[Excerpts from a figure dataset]
──────
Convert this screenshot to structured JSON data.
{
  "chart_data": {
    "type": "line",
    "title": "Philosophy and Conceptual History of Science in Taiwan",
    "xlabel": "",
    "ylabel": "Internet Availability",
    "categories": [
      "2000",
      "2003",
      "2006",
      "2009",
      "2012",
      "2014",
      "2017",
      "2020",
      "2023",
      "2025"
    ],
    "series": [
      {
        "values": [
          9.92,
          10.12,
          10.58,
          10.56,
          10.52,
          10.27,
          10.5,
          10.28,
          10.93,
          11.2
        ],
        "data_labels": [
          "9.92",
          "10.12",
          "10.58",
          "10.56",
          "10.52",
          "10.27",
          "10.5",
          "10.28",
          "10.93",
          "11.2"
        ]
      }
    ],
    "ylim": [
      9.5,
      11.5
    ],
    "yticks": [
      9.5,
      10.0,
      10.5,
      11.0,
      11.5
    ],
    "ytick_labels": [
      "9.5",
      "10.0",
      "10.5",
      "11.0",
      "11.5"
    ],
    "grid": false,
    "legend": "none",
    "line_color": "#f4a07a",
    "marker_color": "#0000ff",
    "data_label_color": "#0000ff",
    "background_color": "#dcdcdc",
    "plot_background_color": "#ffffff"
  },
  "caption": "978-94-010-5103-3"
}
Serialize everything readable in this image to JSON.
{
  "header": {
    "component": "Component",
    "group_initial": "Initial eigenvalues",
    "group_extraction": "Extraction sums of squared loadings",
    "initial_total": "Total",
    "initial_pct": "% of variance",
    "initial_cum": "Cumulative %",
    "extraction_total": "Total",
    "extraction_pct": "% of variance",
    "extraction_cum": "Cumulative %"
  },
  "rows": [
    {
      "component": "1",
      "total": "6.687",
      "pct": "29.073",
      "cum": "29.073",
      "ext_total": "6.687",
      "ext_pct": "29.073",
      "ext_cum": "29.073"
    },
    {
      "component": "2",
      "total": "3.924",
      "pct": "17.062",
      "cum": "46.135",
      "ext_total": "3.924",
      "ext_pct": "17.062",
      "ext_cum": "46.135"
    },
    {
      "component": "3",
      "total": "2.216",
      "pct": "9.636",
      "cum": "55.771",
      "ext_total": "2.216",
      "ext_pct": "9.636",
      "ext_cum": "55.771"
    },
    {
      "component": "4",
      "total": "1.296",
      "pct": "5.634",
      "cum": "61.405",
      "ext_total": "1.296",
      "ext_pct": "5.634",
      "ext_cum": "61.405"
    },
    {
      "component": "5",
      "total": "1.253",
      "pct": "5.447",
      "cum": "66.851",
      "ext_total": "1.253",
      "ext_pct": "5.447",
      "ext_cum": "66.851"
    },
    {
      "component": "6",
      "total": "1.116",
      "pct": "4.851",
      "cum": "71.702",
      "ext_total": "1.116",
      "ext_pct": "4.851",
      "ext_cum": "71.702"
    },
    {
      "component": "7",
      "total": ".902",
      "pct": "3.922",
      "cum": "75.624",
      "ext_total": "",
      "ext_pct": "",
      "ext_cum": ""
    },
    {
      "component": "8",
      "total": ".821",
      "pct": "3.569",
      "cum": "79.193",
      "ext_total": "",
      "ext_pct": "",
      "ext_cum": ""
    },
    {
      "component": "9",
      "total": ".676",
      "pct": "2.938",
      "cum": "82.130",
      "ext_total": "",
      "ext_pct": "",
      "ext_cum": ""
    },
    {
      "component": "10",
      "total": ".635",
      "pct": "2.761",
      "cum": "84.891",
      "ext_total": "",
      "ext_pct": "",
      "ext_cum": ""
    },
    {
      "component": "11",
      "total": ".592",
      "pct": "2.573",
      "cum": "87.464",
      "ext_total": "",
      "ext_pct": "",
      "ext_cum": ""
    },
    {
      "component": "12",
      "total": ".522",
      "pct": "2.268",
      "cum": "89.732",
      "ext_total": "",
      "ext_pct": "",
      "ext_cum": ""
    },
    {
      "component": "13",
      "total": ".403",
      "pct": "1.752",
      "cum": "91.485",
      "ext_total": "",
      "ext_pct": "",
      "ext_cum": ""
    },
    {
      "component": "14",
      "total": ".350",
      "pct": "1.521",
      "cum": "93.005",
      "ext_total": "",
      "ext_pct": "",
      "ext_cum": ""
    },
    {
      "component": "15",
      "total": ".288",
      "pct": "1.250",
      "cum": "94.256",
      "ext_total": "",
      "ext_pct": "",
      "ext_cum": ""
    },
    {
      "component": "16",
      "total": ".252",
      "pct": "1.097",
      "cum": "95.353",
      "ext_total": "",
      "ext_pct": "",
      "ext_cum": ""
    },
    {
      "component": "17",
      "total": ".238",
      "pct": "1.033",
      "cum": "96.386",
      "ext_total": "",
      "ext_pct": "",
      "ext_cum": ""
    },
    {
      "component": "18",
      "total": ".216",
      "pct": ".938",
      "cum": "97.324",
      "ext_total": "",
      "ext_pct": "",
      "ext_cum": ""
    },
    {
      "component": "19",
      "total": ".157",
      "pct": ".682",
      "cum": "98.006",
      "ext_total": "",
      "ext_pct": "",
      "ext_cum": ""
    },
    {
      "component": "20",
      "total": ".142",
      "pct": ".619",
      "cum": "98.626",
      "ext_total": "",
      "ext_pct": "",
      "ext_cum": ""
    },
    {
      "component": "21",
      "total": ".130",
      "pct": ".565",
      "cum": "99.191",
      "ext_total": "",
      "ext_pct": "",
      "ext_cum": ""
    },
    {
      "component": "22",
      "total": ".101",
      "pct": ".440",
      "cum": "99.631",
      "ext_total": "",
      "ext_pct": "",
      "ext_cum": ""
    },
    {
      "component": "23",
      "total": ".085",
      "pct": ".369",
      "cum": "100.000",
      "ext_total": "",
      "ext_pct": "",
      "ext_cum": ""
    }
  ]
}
──────
[THE EXERCISE] Copy out every line of the listing that contains the string "JSON".

[WRITTEN REPLY]
Convert this screenshot to structured JSON data.
Serialize everything readable in this image to JSON.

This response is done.